## START
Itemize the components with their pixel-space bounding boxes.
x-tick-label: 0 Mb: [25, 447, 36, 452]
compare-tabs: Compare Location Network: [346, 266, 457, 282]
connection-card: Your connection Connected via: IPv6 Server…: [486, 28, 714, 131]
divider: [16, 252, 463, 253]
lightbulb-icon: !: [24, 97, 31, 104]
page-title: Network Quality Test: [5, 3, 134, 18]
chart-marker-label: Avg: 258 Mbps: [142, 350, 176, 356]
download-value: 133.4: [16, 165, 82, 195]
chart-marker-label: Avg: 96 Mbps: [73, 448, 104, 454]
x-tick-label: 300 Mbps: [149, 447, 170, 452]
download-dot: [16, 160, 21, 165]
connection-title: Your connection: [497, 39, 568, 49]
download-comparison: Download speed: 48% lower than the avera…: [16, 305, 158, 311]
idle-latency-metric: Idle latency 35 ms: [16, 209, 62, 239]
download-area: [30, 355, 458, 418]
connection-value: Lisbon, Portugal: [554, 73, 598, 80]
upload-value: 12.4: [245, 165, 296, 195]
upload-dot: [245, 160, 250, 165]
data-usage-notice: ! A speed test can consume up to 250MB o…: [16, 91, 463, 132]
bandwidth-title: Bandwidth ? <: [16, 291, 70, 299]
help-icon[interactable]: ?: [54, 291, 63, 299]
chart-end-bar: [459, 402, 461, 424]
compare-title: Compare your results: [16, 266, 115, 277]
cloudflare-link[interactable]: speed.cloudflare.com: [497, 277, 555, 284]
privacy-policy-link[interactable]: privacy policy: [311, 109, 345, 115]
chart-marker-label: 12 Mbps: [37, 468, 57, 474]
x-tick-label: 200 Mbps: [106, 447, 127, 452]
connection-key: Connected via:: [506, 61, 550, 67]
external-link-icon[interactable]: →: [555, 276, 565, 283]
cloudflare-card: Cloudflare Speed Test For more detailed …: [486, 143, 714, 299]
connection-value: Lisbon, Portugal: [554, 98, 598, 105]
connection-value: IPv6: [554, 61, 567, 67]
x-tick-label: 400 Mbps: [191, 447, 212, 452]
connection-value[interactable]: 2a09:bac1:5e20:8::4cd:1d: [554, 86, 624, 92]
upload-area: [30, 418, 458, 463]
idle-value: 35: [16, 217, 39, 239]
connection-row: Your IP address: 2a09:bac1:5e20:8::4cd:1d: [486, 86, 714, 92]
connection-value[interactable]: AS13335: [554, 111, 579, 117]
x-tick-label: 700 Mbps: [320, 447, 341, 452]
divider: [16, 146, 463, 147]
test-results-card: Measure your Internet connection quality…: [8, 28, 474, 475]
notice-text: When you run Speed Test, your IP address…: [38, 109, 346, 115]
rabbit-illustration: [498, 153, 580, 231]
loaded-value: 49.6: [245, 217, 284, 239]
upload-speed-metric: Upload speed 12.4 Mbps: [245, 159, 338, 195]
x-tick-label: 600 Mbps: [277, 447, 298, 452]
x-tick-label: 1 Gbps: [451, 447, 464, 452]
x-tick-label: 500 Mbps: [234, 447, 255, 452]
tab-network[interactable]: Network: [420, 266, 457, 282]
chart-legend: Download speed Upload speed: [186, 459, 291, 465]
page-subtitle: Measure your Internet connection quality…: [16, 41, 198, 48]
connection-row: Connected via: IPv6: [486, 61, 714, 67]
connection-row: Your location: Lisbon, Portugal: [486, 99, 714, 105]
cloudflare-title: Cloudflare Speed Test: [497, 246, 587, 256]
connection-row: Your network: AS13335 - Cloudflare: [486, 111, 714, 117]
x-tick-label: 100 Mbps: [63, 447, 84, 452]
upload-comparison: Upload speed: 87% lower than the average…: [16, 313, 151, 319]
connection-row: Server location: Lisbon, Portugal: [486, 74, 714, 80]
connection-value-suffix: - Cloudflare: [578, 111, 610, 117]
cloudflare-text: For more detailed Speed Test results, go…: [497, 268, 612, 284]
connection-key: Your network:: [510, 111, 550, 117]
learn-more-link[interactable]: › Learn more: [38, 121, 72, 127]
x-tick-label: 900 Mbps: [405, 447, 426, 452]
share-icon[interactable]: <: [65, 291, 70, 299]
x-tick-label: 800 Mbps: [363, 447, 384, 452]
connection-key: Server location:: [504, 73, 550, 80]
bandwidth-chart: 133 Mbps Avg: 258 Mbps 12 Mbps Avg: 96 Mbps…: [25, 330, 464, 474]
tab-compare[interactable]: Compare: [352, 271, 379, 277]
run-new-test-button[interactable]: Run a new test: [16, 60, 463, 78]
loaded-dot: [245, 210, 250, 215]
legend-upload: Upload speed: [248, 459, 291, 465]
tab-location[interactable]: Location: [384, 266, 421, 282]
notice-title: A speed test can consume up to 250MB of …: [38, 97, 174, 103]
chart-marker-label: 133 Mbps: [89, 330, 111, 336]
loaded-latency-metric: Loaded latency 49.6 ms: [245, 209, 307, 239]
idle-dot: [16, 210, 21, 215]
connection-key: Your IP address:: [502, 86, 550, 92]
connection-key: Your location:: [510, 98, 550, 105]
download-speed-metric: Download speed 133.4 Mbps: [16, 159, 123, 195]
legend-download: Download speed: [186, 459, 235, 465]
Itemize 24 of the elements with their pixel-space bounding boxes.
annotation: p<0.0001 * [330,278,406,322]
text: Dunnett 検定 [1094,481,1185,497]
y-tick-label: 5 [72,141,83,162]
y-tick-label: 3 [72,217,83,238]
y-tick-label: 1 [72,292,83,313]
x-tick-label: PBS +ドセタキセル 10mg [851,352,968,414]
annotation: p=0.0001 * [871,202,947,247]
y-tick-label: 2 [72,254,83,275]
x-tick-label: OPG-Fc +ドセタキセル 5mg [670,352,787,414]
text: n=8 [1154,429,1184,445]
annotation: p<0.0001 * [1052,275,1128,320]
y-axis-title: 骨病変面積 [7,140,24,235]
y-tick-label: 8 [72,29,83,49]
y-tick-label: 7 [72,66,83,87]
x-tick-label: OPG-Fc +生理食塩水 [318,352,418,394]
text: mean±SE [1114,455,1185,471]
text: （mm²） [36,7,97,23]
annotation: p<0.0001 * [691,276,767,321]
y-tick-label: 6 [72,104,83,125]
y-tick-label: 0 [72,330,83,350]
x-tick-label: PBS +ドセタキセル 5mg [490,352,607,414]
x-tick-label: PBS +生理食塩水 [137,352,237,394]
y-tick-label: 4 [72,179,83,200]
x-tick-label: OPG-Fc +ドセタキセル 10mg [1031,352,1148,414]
## END
__Short task__.
Can you copy the entire listing above line for line, without changing anything?

__Output__.
Itemize the components with their pixel-space bounding boxes.
x-tick-label: 0 Mb: [25, 447, 36, 452]
compare-tabs: Compare Location Network: [346, 266, 457, 282]
connection-card: Your connection Connected via: IPv6 Server…: [486, 28, 714, 131]
divider: [16, 252, 463, 253]
lightbulb-icon: !: [24, 97, 31, 104]
page-title: Network Quality Test: [5, 3, 134, 18]
chart-marker-label: Avg: 258 Mbps: [142, 350, 176, 356]
download-value: 133.4: [16, 165, 82, 195]
chart-marker-label: Avg: 96 Mbps: [73, 448, 104, 454]
x-tick-label: 300 Mbps: [149, 447, 170, 452]
download-dot: [16, 160, 21, 165]
connection-title: Your connection: [497, 39, 568, 49]
download-comparison: Download speed: 48% lower than the avera…: [16, 305, 158, 311]
idle-latency-metric: Idle latency 35 ms: [16, 209, 62, 239]
download-area: [30, 355, 458, 418]
connection-value: Lisbon, Portugal: [554, 73, 598, 80]
upload-value: 12.4: [245, 165, 296, 195]
upload-dot: [245, 160, 250, 165]
data-usage-notice: ! A speed test can consume up to 250MB o…: [16, 91, 463, 132]
bandwidth-title: Bandwidth ? <: [16, 291, 70, 299]
help-icon[interactable]: ?: [54, 291, 63, 299]
chart-end-bar: [459, 402, 461, 424]
compare-title: Compare your results: [16, 266, 115, 277]
cloudflare-link[interactable]: speed.cloudflare.com: [497, 277, 555, 284]
privacy-policy-link[interactable]: privacy policy: [311, 109, 345, 115]
chart-marker-label: 12 Mbps: [37, 468, 57, 474]
x-tick-label: 200 Mbps: [106, 447, 127, 452]
connection-key: Connected via:: [506, 61, 550, 67]
external-link-icon[interactable]: →: [555, 276, 565, 283]
cloudflare-card: Cloudflare Speed Test For more detailed …: [486, 143, 714, 299]
connection-value: Lisbon, Portugal: [554, 98, 598, 105]
connection-value: IPv6: [554, 61, 567, 67]
x-tick-label: 400 Mbps: [191, 447, 212, 452]
connection-value[interactable]: 2a09:bac1:5e20:8::4cd:1d: [554, 86, 624, 92]
upload-area: [30, 418, 458, 463]
idle-value: 35: [16, 217, 39, 239]
connection-row: Your IP address: 2a09:bac1:5e20:8::4cd:1d: [486, 86, 714, 92]
connection-value[interactable]: AS13335: [554, 111, 579, 117]
x-tick-label: 700 Mbps: [320, 447, 341, 452]
divider: [16, 146, 463, 147]
test-results-card: Measure your Internet connection quality…: [8, 28, 474, 475]
notice-text: When you run Speed Test, your IP address…: [38, 109, 346, 115]
rabbit-illustration: [498, 153, 580, 231]
loaded-value: 49.6: [245, 217, 284, 239]
upload-speed-metric: Upload speed 12.4 Mbps: [245, 159, 338, 195]
x-tick-label: 600 Mbps: [277, 447, 298, 452]
x-tick-label: 1 Gbps: [451, 447, 464, 452]
x-tick-label: 500 Mbps: [234, 447, 255, 452]
tab-network[interactable]: Network: [420, 266, 457, 282]
chart-legend: Download speed Upload speed: [186, 459, 291, 465]
page-subtitle: Measure your Internet connection quality…: [16, 41, 198, 48]
connection-row: Connected via: IPv6: [486, 61, 714, 67]
connection-row: Your location: Lisbon, Portugal: [486, 99, 714, 105]
cloudflare-title: Cloudflare Speed Test: [497, 246, 587, 256]
connection-row: Your network: AS13335 - Cloudflare: [486, 111, 714, 117]
x-tick-label: 100 Mbps: [63, 447, 84, 452]
upload-comparison: Upload speed: 87% lower than the average…: [16, 313, 151, 319]
connection-row: Server location: Lisbon, Portugal: [486, 74, 714, 80]
connection-value-suffix: - Cloudflare: [578, 111, 610, 117]
cloudflare-text: For more detailed Speed Test results, go…: [497, 268, 612, 284]
connection-key: Your network:: [510, 111, 550, 117]
learn-more-link[interactable]: › Learn more: [38, 121, 72, 127]
x-tick-label: 900 Mbps: [405, 447, 426, 452]
share-icon[interactable]: <: [65, 291, 70, 299]
x-tick-label: 800 Mbps: [363, 447, 384, 452]
connection-key: Server location:: [504, 73, 550, 80]
bandwidth-chart: 133 Mbps Avg: 258 Mbps 12 Mbps Avg: 96 Mbps…: [25, 330, 464, 474]
tab-compare[interactable]: Compare: [352, 271, 379, 277]
run-new-test-button[interactable]: Run a new test: [16, 60, 463, 78]
loaded-dot: [245, 210, 250, 215]
legend-upload: Upload speed: [248, 459, 291, 465]
tab-location[interactable]: Location: [384, 266, 421, 282]
notice-title: A speed test can consume up to 250MB of …: [38, 97, 174, 103]
chart-marker-label: 133 Mbps: [89, 330, 111, 336]
loaded-latency-metric: Loaded latency 49.6 ms: [245, 209, 307, 239]
idle-dot: [16, 210, 21, 215]
connection-key: Your IP address:: [502, 86, 550, 92]
connection-key: Your location:: [510, 98, 550, 105]
download-speed-metric: Download speed 133.4 Mbps: [16, 159, 123, 195]
legend-download: Download speed: [186, 459, 235, 465]
Itemize 24 of the elements with their pixel-space bounding boxes.
annotation: p<0.0001 * [330,278,406,322]
text: Dunnett 検定 [1094,481,1185,497]
y-tick-label: 5 [72,141,83,162]
y-tick-label: 3 [72,217,83,238]
y-tick-label: 1 [72,292,83,313]
x-tick-label: PBS +ドセタキセル 10mg [851,352,968,414]
annotation: p=0.0001 * [871,202,947,247]
y-tick-label: 2 [72,254,83,275]
x-tick-label: OPG-Fc +ドセタキセル 5mg [670,352,787,414]
text: n=8 [1154,429,1184,445]
annotation: p<0.0001 * [1052,275,1128,320]
y-axis-title: 骨病変面積 [7,140,24,235]
y-tick-label: 8 [72,29,83,49]
y-tick-label: 7 [72,66,83,87]
x-tick-label: OPG-Fc +生理食塩水 [318,352,418,394]
text: mean±SE [1114,455,1185,471]
text: （mm²） [36,7,97,23]
annotation: p<0.0001 * [691,276,767,321]
y-tick-label: 6 [72,104,83,125]
y-tick-label: 0 [72,330,83,350]
x-tick-label: PBS +ドセタキセル 5mg [490,352,607,414]
x-tick-label: PBS +生理食塩水 [137,352,237,394]
y-tick-label: 4 [72,179,83,200]
x-tick-label: OPG-Fc +ドセタキセル 10mg [1031,352,1148,414]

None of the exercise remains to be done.